> Text:
-- Start --

Studio album by Cabaret Voltaire
- Released: March 1991
- Studio: Western Works, Sheffield
- Label: Les Disques du Crépuscule
- Producer: Cabaret Voltaire

Cabaret Voltaire chronology
| Groovy, Laidback and Nasty (1990) | Body and Soul (1991) | Plasticity (1992) |

= Body and Soul (Cabaret Voltaire album) =

Body and Soul is the tenth studio album by English electronic band Cabaret Voltaire, released in March 1991 by Belgium-based label Les Disques du Crépuscule.

==Reception==

Music historian Colin Larkin wrote that the album was "well-received" and "consolidated Cabaret Voltaire's pivotal position on the UK's dance scene". Martin Aston in Q Magazine called the album "nothing radical but by their own standards, a rewarding leap sideways." A positive review by Music from the Empty Quarter noted the dichotomy engendered in the album, stating that "[A]nyone expecting a return of the Cabs harder sounds... can forget it" but that "[T]he familiar unorthodox sounds lie in the undercurrents, ensuring that it's never an easy movement."

Professional ratings
Review scores
| Source | Rating |
| The Encyclopedia of Popular Music |  |
| New Musical Express | 7/10 |
| Q |  |
| Record Mirror | 8/10 |
| (The New) Rolling Stone Album Guide |  |
| Spin Alternative Record Guide | 7/10 |

== Composition ==

All tracks are composed, arranged and produced by Richard H. Kirk and Stephen Mallinder at Western Works, Sheffield, England.

-- End --

> Written problem a: Can you condense the paragraph in the Body and Soul article that begins "Music historian Colin Larkin wrote" into a short bulleted list that keeps its main facts?

Layout dataset listing
-- Start --

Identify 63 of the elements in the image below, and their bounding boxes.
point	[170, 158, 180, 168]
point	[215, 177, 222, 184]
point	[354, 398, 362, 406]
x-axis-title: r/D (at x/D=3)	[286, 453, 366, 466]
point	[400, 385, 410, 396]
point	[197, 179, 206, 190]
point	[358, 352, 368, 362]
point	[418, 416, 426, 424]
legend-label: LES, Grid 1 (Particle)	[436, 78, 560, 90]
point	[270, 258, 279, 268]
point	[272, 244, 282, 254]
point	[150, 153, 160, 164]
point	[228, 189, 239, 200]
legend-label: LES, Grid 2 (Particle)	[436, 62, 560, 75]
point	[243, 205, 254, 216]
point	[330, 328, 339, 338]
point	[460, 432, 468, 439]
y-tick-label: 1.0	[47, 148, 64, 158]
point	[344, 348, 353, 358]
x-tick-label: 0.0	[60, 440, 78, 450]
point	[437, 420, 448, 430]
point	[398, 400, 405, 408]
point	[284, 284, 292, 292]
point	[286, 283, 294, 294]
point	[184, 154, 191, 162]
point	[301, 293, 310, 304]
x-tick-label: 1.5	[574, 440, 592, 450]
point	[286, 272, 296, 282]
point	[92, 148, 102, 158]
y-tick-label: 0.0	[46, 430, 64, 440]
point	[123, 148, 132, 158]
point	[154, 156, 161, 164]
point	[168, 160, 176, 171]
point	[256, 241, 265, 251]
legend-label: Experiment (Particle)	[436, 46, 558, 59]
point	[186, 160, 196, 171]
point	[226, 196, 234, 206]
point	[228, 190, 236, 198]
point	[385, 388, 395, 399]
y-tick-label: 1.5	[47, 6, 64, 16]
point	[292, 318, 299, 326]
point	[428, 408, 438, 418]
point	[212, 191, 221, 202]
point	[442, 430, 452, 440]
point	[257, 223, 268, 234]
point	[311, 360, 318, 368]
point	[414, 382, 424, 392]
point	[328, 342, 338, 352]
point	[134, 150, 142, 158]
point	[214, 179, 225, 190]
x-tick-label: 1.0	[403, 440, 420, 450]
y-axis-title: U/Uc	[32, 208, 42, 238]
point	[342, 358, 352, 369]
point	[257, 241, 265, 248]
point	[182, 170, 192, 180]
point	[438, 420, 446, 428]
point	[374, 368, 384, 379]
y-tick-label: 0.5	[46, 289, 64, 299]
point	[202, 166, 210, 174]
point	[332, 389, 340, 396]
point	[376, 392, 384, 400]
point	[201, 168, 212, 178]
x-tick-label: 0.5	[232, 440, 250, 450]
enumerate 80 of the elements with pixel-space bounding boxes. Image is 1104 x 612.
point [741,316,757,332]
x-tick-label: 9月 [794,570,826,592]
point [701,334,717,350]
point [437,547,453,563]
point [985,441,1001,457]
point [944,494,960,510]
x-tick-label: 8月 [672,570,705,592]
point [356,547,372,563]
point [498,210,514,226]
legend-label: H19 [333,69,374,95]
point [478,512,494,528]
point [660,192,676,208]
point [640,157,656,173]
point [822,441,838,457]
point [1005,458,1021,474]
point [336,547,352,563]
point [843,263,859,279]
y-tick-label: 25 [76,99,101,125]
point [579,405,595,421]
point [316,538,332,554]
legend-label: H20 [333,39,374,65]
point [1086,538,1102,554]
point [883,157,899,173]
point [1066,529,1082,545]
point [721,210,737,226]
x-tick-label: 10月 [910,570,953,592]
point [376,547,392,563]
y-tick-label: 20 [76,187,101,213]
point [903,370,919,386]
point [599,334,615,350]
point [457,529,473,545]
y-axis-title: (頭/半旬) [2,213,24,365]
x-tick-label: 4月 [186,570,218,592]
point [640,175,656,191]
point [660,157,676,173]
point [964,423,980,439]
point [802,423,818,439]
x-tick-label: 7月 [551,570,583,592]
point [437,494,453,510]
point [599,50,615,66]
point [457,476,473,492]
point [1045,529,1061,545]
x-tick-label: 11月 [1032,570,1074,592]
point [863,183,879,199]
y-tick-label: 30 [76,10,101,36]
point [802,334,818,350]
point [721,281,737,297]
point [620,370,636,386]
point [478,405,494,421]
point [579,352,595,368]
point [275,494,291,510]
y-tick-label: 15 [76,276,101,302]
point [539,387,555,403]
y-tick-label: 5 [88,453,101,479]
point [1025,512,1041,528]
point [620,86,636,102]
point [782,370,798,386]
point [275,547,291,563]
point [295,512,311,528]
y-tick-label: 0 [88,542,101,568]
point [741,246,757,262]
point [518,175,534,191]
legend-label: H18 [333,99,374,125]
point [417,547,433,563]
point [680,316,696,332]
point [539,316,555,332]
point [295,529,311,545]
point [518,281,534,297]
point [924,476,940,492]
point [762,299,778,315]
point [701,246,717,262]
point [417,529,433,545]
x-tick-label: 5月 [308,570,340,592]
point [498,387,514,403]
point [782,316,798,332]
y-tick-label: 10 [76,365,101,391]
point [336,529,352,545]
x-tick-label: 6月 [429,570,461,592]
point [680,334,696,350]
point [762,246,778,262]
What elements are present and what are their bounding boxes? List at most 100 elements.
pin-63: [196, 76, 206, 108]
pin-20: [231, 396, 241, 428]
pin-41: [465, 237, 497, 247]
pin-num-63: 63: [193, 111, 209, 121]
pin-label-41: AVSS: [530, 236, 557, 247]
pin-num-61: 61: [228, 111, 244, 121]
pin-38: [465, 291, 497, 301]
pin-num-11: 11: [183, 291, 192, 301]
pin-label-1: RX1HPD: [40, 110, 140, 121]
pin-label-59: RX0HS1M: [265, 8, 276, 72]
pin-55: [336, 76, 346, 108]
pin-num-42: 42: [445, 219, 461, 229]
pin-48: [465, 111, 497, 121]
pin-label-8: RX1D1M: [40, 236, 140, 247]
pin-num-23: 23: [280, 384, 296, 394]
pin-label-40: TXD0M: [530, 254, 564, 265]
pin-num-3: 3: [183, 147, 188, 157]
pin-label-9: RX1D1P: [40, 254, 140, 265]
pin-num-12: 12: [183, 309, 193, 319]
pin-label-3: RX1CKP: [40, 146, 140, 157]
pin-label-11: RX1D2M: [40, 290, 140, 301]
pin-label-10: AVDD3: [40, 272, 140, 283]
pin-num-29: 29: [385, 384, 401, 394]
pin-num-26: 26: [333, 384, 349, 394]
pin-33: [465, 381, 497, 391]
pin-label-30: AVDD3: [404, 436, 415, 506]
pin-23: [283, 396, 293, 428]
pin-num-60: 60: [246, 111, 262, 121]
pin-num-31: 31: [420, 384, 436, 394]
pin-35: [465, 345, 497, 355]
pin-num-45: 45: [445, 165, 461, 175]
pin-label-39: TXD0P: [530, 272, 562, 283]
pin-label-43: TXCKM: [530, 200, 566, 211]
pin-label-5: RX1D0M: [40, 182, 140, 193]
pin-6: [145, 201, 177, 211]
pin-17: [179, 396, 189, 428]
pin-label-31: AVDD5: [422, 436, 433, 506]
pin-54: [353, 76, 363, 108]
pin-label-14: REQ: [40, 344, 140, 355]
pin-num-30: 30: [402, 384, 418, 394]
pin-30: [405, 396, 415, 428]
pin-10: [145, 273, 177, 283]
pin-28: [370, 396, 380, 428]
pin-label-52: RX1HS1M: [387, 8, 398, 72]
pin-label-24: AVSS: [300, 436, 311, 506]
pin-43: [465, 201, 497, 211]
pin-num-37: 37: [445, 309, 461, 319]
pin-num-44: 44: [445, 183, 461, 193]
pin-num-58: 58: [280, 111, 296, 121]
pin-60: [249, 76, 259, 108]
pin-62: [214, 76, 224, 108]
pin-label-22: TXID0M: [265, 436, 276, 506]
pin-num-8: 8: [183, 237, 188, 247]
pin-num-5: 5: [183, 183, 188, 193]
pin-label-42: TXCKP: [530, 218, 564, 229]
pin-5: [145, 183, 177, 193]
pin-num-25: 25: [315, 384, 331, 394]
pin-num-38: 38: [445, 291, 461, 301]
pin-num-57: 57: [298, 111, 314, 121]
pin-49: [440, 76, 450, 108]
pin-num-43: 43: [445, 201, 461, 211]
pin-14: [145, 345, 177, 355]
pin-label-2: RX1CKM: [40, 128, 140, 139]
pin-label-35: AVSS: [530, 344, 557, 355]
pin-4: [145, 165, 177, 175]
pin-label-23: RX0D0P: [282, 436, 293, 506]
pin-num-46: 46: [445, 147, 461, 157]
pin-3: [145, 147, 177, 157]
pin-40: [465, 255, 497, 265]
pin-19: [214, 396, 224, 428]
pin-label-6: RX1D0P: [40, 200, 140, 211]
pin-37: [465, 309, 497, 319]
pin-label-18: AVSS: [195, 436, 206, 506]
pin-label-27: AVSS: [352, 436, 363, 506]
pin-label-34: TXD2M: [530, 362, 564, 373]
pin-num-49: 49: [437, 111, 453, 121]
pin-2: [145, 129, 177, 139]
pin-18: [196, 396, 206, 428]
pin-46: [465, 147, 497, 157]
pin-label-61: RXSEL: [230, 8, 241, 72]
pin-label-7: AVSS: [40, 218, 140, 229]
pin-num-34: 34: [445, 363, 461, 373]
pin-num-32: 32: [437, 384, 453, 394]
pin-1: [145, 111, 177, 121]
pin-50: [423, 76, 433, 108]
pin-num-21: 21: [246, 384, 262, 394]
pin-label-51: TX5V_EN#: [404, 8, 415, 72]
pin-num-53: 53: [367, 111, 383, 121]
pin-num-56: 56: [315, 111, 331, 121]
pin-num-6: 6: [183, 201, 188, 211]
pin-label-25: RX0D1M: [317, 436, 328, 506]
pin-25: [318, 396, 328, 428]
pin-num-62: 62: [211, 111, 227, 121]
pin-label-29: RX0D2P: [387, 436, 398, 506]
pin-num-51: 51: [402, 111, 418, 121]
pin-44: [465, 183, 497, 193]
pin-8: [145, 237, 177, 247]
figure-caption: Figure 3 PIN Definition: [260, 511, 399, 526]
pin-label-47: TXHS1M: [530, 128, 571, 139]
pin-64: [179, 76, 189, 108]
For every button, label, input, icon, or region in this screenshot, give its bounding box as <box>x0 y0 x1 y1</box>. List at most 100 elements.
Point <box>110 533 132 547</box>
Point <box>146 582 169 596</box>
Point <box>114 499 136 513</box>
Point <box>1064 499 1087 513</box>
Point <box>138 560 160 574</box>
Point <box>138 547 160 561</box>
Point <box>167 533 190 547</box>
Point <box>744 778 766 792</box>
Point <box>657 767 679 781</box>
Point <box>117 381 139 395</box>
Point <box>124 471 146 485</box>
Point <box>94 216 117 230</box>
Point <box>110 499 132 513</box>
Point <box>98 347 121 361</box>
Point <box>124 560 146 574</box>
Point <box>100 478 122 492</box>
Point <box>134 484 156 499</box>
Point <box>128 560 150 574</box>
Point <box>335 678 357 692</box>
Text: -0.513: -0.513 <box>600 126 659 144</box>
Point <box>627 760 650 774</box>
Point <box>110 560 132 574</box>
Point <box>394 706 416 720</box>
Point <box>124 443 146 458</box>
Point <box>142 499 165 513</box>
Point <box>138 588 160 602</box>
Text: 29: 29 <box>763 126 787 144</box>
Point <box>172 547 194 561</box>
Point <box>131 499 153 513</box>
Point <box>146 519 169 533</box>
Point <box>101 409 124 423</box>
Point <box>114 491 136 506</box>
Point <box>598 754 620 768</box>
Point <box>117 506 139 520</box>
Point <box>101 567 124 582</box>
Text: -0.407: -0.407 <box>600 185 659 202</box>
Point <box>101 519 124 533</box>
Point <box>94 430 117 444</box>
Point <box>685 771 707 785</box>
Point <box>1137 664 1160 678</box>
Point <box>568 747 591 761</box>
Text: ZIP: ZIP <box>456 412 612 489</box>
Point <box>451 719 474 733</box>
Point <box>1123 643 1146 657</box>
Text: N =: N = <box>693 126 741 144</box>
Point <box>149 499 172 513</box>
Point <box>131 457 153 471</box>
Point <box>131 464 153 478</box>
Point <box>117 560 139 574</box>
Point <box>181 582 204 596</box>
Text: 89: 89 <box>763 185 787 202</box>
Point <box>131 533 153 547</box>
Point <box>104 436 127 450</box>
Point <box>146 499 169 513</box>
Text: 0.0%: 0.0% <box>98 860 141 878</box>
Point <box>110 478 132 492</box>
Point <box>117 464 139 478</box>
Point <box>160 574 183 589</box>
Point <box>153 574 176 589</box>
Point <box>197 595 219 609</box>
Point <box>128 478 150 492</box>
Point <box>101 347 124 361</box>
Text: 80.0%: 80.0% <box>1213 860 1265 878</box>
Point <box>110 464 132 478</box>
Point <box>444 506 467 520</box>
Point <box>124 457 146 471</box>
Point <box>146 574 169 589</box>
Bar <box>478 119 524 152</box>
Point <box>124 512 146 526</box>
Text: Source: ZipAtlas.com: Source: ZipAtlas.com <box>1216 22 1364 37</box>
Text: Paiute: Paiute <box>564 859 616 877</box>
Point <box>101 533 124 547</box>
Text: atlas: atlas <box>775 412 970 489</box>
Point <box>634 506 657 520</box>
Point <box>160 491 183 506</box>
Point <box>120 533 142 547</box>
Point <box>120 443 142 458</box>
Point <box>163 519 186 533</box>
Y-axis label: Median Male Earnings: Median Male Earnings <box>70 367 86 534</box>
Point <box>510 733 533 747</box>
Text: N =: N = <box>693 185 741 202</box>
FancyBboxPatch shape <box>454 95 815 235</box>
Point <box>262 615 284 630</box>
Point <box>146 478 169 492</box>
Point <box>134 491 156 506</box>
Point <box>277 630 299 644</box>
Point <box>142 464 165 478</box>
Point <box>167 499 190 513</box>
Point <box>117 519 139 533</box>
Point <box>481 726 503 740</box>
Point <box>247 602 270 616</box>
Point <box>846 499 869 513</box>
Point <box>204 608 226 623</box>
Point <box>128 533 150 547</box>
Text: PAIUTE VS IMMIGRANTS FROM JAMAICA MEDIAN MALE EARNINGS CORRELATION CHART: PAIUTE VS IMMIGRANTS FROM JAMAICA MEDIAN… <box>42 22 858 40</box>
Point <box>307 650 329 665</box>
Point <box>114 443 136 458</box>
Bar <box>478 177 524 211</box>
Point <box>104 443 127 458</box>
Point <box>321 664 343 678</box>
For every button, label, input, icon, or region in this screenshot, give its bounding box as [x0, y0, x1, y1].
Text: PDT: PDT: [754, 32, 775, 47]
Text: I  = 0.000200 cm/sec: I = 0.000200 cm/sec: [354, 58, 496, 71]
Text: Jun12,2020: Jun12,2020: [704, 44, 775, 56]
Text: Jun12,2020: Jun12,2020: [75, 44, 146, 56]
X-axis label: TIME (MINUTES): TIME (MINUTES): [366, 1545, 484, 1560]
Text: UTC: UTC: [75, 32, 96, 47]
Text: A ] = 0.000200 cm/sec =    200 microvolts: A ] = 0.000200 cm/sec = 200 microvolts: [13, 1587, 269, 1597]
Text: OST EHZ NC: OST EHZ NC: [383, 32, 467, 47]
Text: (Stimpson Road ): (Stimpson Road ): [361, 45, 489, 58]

-- End --

> Written problem b: From the listing, pull out the lines starting with the first one and going on through the line that contains "point [478,512,494,528]", both included.

> Finished answer a:
- Colin Larkin, a music historian, called the album "well-received" and said it "consolidated Cabaret Voltaire's pivotal position on the UK's dance scene."
- In Q Magazine, Martin Aston described it as "nothing radical but by their own standards, a rewarding leap sideways."
- Music from the Empty Quarter reviewed it positively. The review noted that listeners hoping for the band's harder sounds "can forget it," but that "the familiar unorthodox sounds lie in the undercurrents, ensuring that it's never an easy movement."

> Finished answer b:
Identify 63 of the elements in the image below, and their bounding boxes.
point	[170, 158, 180, 168]
point	[215, 177, 222, 184]
point	[354, 398, 362, 406]
x-axis-title: r/D (at x/D=3)	[286, 453, 366, 466]
point	[400, 385, 410, 396]
point	[197, 179, 206, 190]
point	[358, 352, 368, 362]
point	[418, 416, 426, 424]
legend-label: LES, Grid 1 (Particle)	[436, 78, 560, 90]
point	[270, 258, 279, 268]
point	[272, 244, 282, 254]
point	[150, 153, 160, 164]
point	[228, 189, 239, 200]
legend-label: LES, Grid 2 (Particle)	[436, 62, 560, 75]
point	[243, 205, 254, 216]
point	[330, 328, 339, 338]
point	[460, 432, 468, 439]
y-tick-label: 1.0	[47, 148, 64, 158]
point	[344, 348, 353, 358]
x-tick-label: 0.0	[60, 440, 78, 450]
point	[437, 420, 448, 430]
point	[398, 400, 405, 408]
point	[284, 284, 292, 292]
point	[286, 283, 294, 294]
point	[184, 154, 191, 162]
point	[301, 293, 310, 304]
x-tick-label: 1.5	[574, 440, 592, 450]
point	[286, 272, 296, 282]
point	[92, 148, 102, 158]
y-tick-label: 0.0	[46, 430, 64, 440]
point	[123, 148, 132, 158]
point	[154, 156, 161, 164]
point	[168, 160, 176, 171]
point	[256, 241, 265, 251]
legend-label: Experiment (Particle)	[436, 46, 558, 59]
point	[186, 160, 196, 171]
point	[226, 196, 234, 206]
point	[228, 190, 236, 198]
point	[385, 388, 395, 399]
y-tick-label: 1.5	[47, 6, 64, 16]
point	[292, 318, 299, 326]
point	[428, 408, 438, 418]
point	[212, 191, 221, 202]
point	[442, 430, 452, 440]
point	[257, 223, 268, 234]
point	[311, 360, 318, 368]
point	[414, 382, 424, 392]
point	[328, 342, 338, 352]
point	[134, 150, 142, 158]
point	[214, 179, 225, 190]
x-tick-label: 1.0	[403, 440, 420, 450]
y-axis-title: U/Uc	[32, 208, 42, 238]
point	[342, 358, 352, 369]
point	[257, 241, 265, 248]
point	[182, 170, 192, 180]
point	[438, 420, 446, 428]
point	[374, 368, 384, 379]
y-tick-label: 0.5	[46, 289, 64, 299]
point	[202, 166, 210, 174]
point	[332, 389, 340, 396]
point	[376, 392, 384, 400]
point	[201, 168, 212, 178]
x-tick-label: 0.5	[232, 440, 250, 450]
enumerate 80 of the elements with pixel-space bounding boxes. Image is 1104 x 612.
point [741,316,757,332]
x-tick-label: 9月 [794,570,826,592]
point [701,334,717,350]
point [437,547,453,563]
point [985,441,1001,457]
point [944,494,960,510]
x-tick-label: 8月 [672,570,705,592]
point [356,547,372,563]
point [498,210,514,226]
legend-label: H19 [333,69,374,95]
point [478,512,494,528]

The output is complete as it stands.